-- Begin Data shown --
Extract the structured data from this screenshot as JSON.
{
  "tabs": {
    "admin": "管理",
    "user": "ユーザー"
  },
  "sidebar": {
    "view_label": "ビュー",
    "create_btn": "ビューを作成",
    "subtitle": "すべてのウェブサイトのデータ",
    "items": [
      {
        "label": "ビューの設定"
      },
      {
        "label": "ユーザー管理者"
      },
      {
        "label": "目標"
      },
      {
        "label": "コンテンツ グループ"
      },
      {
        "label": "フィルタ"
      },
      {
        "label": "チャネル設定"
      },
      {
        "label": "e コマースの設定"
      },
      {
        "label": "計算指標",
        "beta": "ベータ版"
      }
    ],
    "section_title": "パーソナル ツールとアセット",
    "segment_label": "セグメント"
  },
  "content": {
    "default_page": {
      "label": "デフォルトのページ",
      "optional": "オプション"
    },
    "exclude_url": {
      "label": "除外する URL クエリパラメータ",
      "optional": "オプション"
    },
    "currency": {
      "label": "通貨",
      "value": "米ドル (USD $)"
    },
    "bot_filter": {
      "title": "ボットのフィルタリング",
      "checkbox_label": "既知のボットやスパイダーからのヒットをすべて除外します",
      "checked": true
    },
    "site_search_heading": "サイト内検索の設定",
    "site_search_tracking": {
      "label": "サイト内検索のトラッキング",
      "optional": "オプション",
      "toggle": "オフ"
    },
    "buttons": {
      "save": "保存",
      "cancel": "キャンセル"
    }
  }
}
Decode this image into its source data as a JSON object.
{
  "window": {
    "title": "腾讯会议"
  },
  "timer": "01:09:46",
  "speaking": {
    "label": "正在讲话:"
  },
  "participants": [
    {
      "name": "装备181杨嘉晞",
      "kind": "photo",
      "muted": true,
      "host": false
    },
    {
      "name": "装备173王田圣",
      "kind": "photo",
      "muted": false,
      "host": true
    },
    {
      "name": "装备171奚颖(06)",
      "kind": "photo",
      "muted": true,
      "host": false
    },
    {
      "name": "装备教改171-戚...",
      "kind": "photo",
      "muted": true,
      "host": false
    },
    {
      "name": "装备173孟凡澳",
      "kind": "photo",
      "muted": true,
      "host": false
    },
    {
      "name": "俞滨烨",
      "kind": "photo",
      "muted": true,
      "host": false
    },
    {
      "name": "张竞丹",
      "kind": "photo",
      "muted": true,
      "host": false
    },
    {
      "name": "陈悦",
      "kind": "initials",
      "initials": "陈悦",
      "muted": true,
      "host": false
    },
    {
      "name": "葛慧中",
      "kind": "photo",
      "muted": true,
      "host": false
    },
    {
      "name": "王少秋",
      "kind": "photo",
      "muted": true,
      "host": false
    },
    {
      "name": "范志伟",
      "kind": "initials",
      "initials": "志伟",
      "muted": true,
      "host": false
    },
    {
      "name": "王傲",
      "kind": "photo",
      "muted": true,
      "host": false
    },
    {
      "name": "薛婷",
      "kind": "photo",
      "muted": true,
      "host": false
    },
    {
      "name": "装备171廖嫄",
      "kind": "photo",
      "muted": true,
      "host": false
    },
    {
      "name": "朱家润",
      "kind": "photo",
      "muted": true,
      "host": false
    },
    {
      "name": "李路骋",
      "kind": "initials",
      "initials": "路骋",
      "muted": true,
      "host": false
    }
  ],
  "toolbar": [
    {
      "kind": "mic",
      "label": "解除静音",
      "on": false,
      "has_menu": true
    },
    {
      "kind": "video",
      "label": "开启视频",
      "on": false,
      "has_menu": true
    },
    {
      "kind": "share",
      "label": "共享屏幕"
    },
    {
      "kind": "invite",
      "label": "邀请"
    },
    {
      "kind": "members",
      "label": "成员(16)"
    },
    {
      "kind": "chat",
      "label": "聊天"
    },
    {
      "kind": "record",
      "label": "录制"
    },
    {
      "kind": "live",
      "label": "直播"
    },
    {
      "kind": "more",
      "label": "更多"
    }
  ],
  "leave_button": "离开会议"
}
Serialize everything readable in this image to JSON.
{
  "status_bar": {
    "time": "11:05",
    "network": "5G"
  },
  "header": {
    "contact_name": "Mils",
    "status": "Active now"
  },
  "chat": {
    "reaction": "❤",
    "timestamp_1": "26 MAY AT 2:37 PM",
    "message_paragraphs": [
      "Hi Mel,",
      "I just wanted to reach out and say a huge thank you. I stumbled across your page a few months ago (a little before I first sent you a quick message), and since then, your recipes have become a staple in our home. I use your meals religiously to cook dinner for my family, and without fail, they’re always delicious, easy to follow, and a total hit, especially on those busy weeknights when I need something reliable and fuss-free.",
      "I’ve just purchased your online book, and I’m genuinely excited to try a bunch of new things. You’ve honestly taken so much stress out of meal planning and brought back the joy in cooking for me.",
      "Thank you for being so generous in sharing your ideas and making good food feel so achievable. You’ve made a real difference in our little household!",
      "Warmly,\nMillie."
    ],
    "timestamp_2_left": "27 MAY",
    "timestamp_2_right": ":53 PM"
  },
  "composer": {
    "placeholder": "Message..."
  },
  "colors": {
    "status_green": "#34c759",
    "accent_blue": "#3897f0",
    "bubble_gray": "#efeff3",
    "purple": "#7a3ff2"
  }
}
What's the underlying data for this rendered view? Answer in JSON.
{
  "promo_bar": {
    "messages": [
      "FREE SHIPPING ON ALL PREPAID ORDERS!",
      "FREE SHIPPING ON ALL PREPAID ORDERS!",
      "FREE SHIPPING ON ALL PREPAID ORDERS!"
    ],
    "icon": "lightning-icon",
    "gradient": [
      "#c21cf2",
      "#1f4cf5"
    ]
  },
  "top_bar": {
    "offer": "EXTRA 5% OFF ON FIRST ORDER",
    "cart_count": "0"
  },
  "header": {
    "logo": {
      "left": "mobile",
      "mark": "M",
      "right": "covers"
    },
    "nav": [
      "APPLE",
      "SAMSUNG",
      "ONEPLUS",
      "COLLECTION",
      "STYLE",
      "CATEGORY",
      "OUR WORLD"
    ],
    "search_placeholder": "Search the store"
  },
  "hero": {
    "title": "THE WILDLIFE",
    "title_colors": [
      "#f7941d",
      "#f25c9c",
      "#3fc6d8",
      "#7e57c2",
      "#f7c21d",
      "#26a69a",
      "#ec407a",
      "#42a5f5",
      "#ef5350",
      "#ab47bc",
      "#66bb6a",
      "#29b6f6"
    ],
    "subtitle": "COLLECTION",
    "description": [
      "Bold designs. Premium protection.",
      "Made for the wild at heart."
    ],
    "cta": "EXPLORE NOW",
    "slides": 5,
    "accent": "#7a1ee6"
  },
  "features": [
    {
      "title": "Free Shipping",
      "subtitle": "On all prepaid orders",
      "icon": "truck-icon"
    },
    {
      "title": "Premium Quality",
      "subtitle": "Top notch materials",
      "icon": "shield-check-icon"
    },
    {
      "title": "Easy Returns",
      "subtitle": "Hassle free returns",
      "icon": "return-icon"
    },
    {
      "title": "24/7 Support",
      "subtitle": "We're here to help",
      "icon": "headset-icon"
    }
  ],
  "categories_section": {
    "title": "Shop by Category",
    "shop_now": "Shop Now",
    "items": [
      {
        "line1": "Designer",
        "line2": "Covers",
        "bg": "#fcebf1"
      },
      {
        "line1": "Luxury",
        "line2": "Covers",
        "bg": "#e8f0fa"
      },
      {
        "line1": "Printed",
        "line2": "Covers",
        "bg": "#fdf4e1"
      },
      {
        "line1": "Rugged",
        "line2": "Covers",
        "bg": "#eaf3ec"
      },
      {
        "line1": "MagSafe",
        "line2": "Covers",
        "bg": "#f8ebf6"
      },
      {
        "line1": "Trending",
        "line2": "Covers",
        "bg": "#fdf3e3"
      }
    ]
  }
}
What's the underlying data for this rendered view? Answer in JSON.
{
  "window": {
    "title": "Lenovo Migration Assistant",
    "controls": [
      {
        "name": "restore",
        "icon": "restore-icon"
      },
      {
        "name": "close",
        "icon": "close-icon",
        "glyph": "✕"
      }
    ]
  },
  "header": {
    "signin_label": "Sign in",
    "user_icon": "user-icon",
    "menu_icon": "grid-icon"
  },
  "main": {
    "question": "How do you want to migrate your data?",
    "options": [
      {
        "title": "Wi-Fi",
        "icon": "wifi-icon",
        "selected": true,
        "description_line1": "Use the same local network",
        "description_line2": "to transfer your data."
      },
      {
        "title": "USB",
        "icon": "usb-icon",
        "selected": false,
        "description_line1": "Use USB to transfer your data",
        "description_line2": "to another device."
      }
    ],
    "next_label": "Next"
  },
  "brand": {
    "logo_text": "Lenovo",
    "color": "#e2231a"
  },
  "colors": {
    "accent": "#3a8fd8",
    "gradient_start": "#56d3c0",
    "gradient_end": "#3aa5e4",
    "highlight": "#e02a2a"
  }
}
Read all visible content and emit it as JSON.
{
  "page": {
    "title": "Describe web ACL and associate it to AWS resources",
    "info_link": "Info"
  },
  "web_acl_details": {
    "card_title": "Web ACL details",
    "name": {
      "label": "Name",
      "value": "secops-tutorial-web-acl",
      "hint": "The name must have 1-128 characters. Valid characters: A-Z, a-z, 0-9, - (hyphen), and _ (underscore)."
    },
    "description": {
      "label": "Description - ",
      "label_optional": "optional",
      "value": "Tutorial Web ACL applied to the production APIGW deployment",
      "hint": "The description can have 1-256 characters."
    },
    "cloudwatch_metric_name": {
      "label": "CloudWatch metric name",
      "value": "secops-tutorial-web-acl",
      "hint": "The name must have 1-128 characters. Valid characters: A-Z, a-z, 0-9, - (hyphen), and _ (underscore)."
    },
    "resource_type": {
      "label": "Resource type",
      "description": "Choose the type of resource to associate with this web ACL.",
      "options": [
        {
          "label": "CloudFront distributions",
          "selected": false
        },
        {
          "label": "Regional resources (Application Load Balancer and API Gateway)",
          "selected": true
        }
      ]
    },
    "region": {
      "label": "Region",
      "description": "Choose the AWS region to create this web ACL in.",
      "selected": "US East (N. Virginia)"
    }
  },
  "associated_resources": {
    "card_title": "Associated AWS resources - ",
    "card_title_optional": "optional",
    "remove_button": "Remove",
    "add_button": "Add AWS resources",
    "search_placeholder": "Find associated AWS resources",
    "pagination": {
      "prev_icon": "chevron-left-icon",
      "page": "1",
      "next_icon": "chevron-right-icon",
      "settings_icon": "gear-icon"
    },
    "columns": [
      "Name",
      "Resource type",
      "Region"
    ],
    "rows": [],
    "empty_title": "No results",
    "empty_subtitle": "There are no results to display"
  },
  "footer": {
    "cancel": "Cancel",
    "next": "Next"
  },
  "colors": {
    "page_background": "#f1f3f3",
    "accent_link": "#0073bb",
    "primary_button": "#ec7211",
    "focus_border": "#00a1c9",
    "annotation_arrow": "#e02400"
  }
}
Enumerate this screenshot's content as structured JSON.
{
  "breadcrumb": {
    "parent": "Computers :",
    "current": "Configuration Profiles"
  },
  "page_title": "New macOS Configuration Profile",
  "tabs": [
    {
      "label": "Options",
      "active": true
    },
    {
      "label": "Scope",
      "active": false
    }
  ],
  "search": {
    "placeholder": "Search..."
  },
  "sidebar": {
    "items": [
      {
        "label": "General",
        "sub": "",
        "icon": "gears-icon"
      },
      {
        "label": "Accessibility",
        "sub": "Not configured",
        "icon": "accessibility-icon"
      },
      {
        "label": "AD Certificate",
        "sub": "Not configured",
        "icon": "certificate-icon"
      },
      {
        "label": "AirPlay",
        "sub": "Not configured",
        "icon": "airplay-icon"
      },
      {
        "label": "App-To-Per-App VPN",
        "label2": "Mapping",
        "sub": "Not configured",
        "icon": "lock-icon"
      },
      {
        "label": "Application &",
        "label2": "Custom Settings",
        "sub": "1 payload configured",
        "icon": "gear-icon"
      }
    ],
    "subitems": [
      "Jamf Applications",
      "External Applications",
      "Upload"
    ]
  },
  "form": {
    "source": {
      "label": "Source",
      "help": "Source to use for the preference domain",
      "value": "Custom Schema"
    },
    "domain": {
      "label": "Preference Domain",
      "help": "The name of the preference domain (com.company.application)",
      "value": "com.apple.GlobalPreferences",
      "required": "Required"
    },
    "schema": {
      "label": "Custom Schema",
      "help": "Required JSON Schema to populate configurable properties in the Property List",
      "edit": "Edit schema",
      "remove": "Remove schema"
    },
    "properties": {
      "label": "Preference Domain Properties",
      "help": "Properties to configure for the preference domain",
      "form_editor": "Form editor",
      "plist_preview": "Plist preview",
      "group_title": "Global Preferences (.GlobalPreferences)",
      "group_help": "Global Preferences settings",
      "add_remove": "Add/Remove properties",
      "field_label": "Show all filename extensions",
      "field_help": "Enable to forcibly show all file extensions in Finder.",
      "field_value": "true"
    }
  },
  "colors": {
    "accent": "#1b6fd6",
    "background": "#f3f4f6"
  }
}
-- End Data shown --
# Short exercise:
What is the number of lines containing "Choose"? Give that number only.

# Response below:
2